Extracted entries |
____

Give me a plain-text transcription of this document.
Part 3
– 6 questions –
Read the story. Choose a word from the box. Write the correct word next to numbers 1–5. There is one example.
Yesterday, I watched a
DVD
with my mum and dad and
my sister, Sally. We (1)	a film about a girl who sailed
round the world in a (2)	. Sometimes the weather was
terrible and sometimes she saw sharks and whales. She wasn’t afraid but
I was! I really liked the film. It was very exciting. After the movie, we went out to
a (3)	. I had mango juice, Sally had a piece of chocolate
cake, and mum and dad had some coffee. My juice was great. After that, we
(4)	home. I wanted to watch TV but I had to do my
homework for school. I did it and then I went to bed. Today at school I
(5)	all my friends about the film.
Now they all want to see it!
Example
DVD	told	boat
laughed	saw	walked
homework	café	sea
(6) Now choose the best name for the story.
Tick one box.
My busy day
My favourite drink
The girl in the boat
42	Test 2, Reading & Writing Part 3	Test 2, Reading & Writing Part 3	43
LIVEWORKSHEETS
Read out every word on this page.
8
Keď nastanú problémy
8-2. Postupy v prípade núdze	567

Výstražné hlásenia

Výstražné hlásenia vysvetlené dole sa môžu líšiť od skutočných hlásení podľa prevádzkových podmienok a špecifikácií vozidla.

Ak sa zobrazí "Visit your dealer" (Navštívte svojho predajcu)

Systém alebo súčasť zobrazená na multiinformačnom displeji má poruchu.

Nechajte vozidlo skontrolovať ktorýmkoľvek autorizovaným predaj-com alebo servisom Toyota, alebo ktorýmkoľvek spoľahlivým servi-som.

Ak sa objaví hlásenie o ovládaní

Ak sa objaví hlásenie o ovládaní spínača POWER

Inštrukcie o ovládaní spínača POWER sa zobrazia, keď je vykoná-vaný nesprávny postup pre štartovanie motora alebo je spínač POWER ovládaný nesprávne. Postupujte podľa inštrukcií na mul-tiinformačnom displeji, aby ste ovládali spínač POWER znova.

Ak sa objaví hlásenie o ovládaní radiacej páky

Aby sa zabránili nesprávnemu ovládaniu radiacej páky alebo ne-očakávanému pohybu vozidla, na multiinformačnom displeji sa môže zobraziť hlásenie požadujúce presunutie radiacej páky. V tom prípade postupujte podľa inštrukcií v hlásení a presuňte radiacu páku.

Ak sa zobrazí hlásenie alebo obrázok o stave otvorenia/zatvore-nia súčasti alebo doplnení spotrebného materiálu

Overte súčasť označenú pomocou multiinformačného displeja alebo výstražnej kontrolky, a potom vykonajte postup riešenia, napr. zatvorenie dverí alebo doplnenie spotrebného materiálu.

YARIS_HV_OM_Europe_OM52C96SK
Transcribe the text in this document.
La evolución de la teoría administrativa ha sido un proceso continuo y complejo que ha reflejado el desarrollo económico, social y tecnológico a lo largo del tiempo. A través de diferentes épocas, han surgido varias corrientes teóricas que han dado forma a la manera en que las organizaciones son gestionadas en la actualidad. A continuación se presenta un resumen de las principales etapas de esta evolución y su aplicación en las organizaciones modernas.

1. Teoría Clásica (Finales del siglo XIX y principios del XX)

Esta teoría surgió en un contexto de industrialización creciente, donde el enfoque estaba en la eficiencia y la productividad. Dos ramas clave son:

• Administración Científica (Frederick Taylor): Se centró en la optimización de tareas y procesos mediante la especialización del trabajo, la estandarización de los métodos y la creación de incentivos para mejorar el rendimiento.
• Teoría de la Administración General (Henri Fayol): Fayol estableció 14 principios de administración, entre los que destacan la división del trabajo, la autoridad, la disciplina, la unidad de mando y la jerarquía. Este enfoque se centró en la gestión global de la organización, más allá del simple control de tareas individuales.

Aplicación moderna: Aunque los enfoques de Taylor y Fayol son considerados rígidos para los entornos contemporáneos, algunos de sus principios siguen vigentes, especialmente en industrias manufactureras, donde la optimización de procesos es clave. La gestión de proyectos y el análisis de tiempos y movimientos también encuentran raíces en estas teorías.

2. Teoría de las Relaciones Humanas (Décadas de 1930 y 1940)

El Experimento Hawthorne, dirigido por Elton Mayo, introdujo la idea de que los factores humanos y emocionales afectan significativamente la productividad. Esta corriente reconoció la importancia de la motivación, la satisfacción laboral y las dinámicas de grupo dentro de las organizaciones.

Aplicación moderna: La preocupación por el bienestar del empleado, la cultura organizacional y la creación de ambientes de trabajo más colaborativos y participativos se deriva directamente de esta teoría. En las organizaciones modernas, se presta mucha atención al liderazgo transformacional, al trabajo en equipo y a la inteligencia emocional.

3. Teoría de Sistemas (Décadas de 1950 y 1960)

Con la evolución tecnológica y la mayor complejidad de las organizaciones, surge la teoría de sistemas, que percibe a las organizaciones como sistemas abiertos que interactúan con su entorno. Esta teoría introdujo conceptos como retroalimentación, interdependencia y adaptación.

____

What this task involves |
Pick out the lines containing the word "páky" and show them.

Response |
Ak sa objaví hlásenie o ovládaní radiacej páky
Aby sa zabránili nesprávnemu ovládaniu radiacej páky alebo ne-očakávanému pohybu vozidla, na multiinformačnom displeji sa môže zobraziť hlásenie požadujúce presunutie radiacej páky. V tom prípade postupujte podľa inštrukcií v hlásení a presuňte radiacu páku.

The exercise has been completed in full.